**Objective:** Copy out every line that contains the word "this".
# START OF Data
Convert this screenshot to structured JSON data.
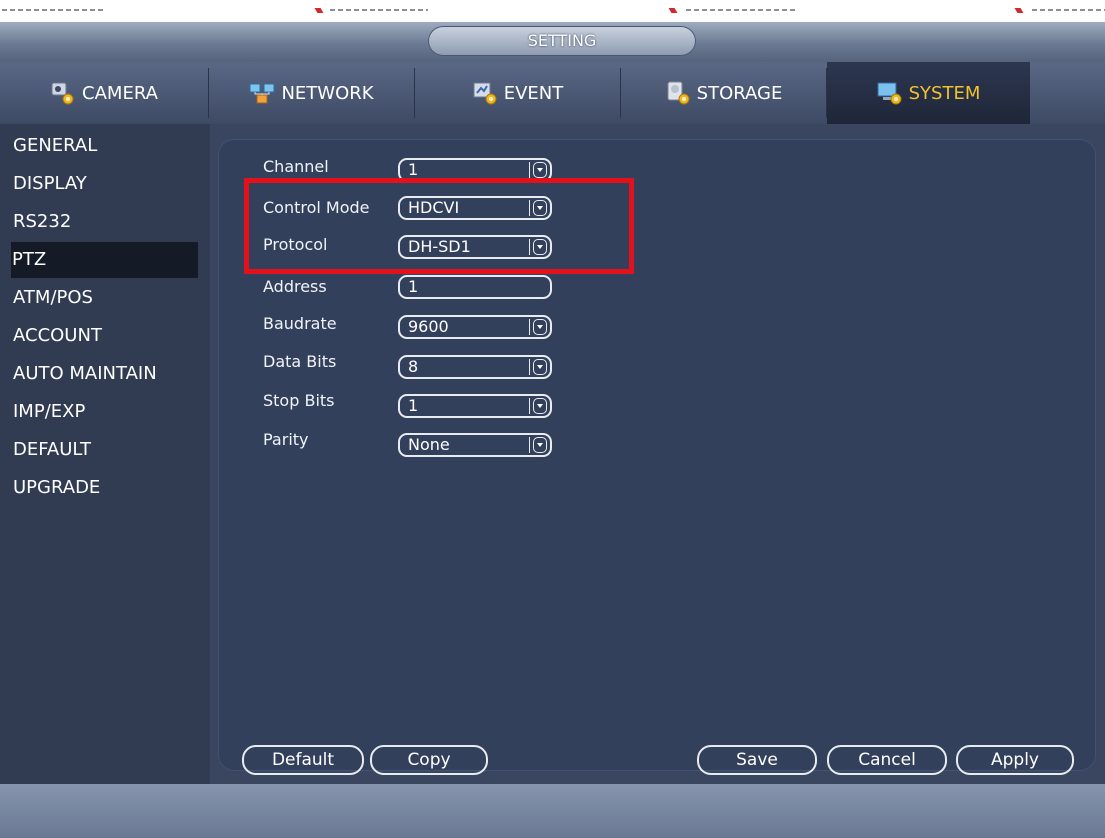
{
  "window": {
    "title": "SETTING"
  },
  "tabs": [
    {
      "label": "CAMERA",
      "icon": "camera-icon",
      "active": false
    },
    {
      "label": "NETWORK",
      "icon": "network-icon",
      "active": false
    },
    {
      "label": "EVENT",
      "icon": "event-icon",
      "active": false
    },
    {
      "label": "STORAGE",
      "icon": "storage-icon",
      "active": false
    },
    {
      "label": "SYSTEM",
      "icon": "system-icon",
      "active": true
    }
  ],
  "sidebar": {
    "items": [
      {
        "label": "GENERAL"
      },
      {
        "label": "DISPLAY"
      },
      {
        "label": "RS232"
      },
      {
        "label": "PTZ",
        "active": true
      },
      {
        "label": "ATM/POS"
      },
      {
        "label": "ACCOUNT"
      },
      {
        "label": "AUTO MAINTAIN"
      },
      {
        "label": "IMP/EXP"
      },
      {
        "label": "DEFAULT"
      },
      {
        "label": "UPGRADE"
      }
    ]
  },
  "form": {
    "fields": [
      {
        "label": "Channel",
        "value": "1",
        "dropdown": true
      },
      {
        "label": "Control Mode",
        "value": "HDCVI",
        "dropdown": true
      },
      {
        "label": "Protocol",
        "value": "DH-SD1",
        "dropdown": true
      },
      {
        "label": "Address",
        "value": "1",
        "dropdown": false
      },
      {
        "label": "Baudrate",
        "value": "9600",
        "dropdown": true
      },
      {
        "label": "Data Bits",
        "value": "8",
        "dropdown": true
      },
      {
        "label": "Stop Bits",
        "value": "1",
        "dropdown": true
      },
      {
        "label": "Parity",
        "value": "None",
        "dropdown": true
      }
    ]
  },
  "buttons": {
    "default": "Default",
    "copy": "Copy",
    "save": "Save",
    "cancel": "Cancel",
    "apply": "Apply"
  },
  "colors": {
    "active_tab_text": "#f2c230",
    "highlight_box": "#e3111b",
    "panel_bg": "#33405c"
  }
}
# END OF Data
# START OF Data
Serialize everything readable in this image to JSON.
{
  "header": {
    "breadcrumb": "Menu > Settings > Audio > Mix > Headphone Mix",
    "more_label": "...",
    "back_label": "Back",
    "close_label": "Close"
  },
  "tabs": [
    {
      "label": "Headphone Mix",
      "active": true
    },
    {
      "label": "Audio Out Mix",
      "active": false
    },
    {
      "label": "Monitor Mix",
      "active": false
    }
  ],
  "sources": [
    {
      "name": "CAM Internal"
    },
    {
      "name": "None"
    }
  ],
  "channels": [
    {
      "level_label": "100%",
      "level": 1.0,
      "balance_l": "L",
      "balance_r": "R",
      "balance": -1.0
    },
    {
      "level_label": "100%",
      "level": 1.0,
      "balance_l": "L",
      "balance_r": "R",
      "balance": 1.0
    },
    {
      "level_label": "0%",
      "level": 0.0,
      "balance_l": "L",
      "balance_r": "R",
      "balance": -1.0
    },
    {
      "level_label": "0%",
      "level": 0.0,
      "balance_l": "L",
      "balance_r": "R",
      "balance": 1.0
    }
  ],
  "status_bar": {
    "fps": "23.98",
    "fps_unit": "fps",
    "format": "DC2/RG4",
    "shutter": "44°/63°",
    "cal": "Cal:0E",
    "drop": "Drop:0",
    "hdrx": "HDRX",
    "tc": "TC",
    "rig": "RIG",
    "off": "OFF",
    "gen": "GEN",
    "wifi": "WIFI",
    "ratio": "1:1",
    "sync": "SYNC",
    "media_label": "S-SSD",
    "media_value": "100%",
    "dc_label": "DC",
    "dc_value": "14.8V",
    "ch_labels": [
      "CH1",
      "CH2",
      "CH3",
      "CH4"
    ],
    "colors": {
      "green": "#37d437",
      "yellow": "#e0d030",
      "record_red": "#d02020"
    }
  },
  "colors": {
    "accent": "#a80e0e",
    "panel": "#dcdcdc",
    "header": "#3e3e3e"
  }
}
# END OF Data
# START OF Data
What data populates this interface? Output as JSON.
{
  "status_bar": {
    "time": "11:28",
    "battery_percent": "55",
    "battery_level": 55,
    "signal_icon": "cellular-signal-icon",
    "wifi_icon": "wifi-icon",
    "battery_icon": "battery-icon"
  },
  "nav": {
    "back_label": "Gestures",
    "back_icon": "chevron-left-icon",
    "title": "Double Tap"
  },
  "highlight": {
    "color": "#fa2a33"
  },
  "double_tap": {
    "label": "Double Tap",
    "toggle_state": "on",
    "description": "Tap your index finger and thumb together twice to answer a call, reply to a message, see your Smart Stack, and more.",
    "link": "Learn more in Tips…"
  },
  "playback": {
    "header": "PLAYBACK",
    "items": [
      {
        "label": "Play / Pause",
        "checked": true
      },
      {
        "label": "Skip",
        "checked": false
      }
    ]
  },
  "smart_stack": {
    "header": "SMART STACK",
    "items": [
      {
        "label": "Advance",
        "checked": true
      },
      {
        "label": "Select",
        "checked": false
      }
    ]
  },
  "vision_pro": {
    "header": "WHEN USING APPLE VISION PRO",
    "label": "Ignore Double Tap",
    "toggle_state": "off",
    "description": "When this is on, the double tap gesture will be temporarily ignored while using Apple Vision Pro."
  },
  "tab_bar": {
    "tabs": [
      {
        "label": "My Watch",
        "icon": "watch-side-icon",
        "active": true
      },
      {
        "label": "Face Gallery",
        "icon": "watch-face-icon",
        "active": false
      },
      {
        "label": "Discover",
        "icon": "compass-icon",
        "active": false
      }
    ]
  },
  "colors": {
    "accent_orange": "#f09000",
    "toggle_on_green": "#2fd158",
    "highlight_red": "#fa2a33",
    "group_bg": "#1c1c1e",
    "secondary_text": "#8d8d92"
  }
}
# END OF Data
**Expected answer:**
Convert this screenshot to structured JSON data.
Serialize everything readable in this image to JSON.
What data populates this interface? Output as JSON.
    "description": "When this is on, the double tap gesture will be temporarily ignored while using Apple Vision Pro."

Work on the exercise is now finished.